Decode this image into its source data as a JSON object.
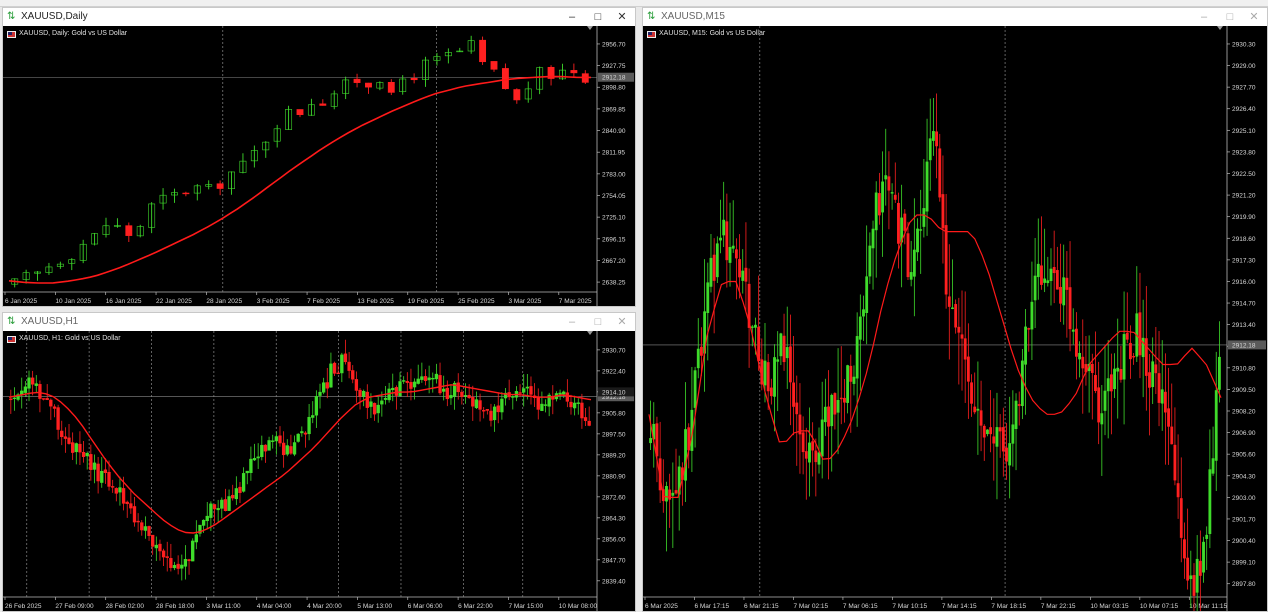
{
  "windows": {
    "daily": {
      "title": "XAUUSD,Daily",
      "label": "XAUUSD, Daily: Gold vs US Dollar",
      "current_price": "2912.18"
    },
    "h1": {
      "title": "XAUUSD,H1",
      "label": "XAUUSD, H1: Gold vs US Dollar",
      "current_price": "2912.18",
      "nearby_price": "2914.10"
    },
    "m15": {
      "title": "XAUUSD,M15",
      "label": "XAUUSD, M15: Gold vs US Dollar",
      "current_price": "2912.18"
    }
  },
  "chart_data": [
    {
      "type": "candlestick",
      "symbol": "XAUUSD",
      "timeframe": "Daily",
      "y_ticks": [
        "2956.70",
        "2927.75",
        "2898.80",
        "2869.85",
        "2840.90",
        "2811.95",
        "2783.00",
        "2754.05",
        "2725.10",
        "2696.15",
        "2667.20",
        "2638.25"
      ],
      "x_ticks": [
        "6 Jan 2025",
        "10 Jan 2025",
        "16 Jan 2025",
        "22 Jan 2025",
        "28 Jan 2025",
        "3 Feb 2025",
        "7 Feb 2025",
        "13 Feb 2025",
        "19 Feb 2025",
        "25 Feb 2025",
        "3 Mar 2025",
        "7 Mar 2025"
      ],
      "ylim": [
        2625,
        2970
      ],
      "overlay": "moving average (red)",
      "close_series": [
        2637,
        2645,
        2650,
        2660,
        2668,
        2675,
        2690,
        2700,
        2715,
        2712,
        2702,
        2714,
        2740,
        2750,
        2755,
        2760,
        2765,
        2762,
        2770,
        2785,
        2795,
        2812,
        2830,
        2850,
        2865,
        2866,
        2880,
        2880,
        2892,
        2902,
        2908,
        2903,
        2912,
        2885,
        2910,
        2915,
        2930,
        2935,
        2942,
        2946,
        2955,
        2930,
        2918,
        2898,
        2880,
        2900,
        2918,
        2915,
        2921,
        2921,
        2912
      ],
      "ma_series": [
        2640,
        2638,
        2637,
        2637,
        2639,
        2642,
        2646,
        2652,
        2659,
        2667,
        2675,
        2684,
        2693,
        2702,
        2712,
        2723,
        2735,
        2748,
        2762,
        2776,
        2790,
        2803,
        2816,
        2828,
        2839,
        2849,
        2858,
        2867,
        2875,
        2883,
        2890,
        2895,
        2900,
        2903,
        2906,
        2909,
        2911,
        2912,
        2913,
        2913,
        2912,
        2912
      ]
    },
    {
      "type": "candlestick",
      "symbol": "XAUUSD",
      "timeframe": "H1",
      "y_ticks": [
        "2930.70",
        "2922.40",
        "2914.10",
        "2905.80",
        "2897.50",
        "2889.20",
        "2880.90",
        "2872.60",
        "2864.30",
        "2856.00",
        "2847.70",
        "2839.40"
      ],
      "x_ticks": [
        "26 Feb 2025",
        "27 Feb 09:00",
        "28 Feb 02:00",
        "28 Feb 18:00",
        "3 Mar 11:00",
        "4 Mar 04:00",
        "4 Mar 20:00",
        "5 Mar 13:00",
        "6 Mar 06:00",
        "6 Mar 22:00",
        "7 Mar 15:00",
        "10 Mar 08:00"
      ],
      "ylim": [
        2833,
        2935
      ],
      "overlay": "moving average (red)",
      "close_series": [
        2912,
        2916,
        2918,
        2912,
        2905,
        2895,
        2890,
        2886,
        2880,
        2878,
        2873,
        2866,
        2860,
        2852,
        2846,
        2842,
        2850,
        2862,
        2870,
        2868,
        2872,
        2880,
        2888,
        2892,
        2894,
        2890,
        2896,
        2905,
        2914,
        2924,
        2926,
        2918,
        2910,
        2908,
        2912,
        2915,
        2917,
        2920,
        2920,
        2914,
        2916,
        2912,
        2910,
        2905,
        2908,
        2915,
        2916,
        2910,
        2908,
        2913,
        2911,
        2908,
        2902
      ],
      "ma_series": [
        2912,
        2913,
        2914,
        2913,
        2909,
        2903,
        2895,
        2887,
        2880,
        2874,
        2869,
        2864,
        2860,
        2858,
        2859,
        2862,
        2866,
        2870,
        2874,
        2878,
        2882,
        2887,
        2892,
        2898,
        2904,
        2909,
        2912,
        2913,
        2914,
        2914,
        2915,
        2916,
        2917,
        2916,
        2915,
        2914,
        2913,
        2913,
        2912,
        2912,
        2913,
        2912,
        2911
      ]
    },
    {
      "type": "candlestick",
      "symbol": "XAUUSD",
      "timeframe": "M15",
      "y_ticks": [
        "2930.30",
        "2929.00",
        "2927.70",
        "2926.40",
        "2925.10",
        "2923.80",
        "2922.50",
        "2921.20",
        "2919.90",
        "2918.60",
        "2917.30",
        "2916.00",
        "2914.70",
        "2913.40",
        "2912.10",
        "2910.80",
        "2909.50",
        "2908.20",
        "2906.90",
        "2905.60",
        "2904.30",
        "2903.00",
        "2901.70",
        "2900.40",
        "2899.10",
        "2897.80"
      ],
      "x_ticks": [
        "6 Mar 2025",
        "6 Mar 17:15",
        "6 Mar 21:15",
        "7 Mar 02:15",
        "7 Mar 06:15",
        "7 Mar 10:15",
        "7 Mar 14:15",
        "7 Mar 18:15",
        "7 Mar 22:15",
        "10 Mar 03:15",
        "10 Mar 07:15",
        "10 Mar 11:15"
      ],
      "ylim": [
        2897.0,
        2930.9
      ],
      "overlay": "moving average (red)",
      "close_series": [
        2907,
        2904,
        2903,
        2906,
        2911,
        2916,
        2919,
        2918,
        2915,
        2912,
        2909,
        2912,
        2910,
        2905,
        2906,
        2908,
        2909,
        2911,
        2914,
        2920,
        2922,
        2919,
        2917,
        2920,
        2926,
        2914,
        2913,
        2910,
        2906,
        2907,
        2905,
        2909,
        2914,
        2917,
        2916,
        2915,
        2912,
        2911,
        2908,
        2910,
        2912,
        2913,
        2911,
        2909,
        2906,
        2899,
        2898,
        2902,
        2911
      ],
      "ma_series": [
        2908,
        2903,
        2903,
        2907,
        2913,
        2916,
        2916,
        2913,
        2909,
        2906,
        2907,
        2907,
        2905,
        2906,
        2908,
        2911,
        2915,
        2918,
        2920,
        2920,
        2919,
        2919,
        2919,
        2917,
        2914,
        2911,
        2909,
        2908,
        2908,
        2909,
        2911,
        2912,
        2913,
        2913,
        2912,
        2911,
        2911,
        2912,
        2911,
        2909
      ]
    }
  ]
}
+--
* _What the task asks_: Write the records above out again exactly, with no pictures in your copy.

* _Output of the exercise_:
Decode this image into its source data as a JSON object.
{
  "windows": {
    "daily": {
      "title": "XAUUSD,Daily",
      "label": "XAUUSD, Daily: Gold vs US Dollar",
      "current_price": "2912.18"
    },
    "h1": {
      "title": "XAUUSD,H1",
      "label": "XAUUSD, H1: Gold vs US Dollar",
      "current_price": "2912.18",
      "nearby_price": "2914.10"
    },
    "m15": {
      "title": "XAUUSD,M15",
      "label": "XAUUSD, M15: Gold vs US Dollar",
      "current_price": "2912.18"
    }
  },
  "chart_data": [
    {
      "type": "candlestick",
      "symbol": "XAUUSD",
      "timeframe": "Daily",
      "y_ticks": [
        "2956.70",
        "2927.75",
        "2898.80",
        "2869.85",
        "2840.90",
        "2811.95",
        "2783.00",
        "2754.05",
        "2725.10",
        "2696.15",
        "2667.20",
        "2638.25"
      ],
      "x_ticks": [
        "6 Jan 2025",
        "10 Jan 2025",
        "16 Jan 2025",
        "22 Jan 2025",
        "28 Jan 2025",
        "3 Feb 2025",
        "7 Feb 2025",
        "13 Feb 2025",
        "19 Feb 2025",
        "25 Feb 2025",
        "3 Mar 2025",
        "7 Mar 2025"
      ],
      "ylim": [
        2625,
        2970
      ],
      "overlay": "moving average (red)",
      "close_series": [
        2637,
        2645,
        2650,
        2660,
        2668,
        2675,
        2690,
        2700,
        2715,
        2712,
        2702,
        2714,
        2740,
        2750,
        2755,
        2760,
        2765,
        2762,
        2770,
        2785,
        2795,
        2812,
        2830,
        2850,
        2865,
        2866,
        2880,
        2880,
        2892,
        2902,
        2908,
        2903,
        2912,
        2885,
        2910,
        2915,
        2930,
        2935,
        2942,
        2946,
        2955,
        2930,
        2918,
        2898,
        2880,
        2900,
        2918,
        2915,
        2921,
        2921,
        2912
      ],
      "ma_series": [
        2640,
        2638,
        2637,
        2637,
        2639,
        2642,
        2646,
        2652,
        2659,
        2667,
        2675,
        2684,
        2693,
        2702,
        2712,
        2723,
        2735,
        2748,
        2762,
        2776,
        2790,
        2803,
        2816,
        2828,
        2839,
        2849,
        2858,
        2867,
        2875,
        2883,
        2890,
        2895,
        2900,
        2903,
        2906,
        2909,
        2911,
        2912,
        2913,
        2913,
        2912,
        2912
      ]
    },
    {
      "type": "candlestick",
      "symbol": "XAUUSD",
      "timeframe": "H1",
      "y_ticks": [
        "2930.70",
        "2922.40",
        "2914.10",
        "2905.80",
        "2897.50",
        "2889.20",
        "2880.90",
        "2872.60",
        "2864.30",
        "2856.00",
        "2847.70",
        "2839.40"
      ],
      "x_ticks": [
        "26 Feb 2025",
        "27 Feb 09:00",
        "28 Feb 02:00",
        "28 Feb 18:00",
        "3 Mar 11:00",
        "4 Mar 04:00",
        "4 Mar 20:00",
        "5 Mar 13:00",
        "6 Mar 06:00",
        "6 Mar 22:00",
        "7 Mar 15:00",
        "10 Mar 08:00"
      ],
      "ylim": [
        2833,
        2935
      ],
      "overlay": "moving average (red)",
      "close_series": [
        2912,
        2916,
        2918,
        2912,
        2905,
        2895,
        2890,
        2886,
        2880,
        2878,
        2873,
        2866,
        2860,
        2852,
        2846,
        2842,
        2850,
        2862,
        2870,
        2868,
        2872,
        2880,
        2888,
        2892,
        2894,
        2890,
        2896,
        2905,
        2914,
        2924,
        2926,
        2918,
        2910,
        2908,
        2912,
        2915,
        2917,
        2920,
        2920,
        2914,
        2916,
        2912,
        2910,
        2905,
        2908,
        2915,
        2916,
        2910,
        2908,
        2913,
        2911,
        2908,
        2902
      ],
      "ma_series": [
        2912,
        2913,
        2914,
        2913,
        2909,
        2903,
        2895,
        2887,
        2880,
        2874,
        2869,
        2864,
        2860,
        2858,
        2859,
        2862,
        2866,
        2870,
        2874,
        2878,
        2882,
        2887,
        2892,
        2898,
        2904,
        2909,
        2912,
        2913,
        2914,
        2914,
        2915,
        2916,
        2917,
        2916,
        2915,
        2914,
        2913,
        2913,
        2912,
        2912,
        2913,
        2912,
        2911
      ]
    },
    {
      "type": "candlestick",
      "symbol": "XAUUSD",
      "timeframe": "M15",
      "y_ticks": [
        "2930.30",
        "2929.00",
        "2927.70",
        "2926.40",
        "2925.10",
        "2923.80",
        "2922.50",
        "2921.20",
        "2919.90",
        "2918.60",
        "2917.30",
        "2916.00",
        "2914.70",
        "2913.40",
        "2912.10",
        "2910.80",
        "2909.50",
        "2908.20",
        "2906.90",
        "2905.60",
        "2904.30",
        "2903.00",
        "2901.70",
        "2900.40",
        "2899.10",
        "2897.80"
      ],
      "x_ticks": [
        "6 Mar 2025",
        "6 Mar 17:15",
        "6 Mar 21:15",
        "7 Mar 02:15",
        "7 Mar 06:15",
        "7 Mar 10:15",
        "7 Mar 14:15",
        "7 Mar 18:15",
        "7 Mar 22:15",
        "10 Mar 03:15",
        "10 Mar 07:15",
        "10 Mar 11:15"
      ],
      "ylim": [
        2897.0,
        2930.9
      ],
      "overlay": "moving average (red)",
      "close_series": [
        2907,
        2904,
        2903,
        2906,
        2911,
        2916,
        2919,
        2918,
        2915,
        2912,
        2909,
        2912,
        2910,
        2905,
        2906,
        2908,
        2909,
        2911,
        2914,
        2920,
        2922,
        2919,
        2917,
        2920,
        2926,
        2914,
        2913,
        2910,
        2906,
        2907,
        2905,
        2909,
        2914,
        2917,
        2916,
        2915,
        2912,
        2911,
        2908,
        2910,
        2912,
        2913,
        2911,
        2909,
        2906,
        2899,
        2898,
        2902,
        2911
      ],
      "ma_series": [
        2908,
        2903,
        2903,
        2907,
        2913,
        2916,
        2916,
        2913,
        2909,
        2906,
        2907,
        2907,
        2905,
        2906,
        2908,
        2911,
        2915,
        2918,
        2920,
        2920,
        2919,
        2919,
        2919,
        2917,
        2914,
        2911,
        2909,
        2908,
        2908,
        2909,
        2911,
        2912,
        2913,
        2913,
        2912,
        2911,
        2911,
        2912,
        2911,
        2909
      ]
    }
  ]
}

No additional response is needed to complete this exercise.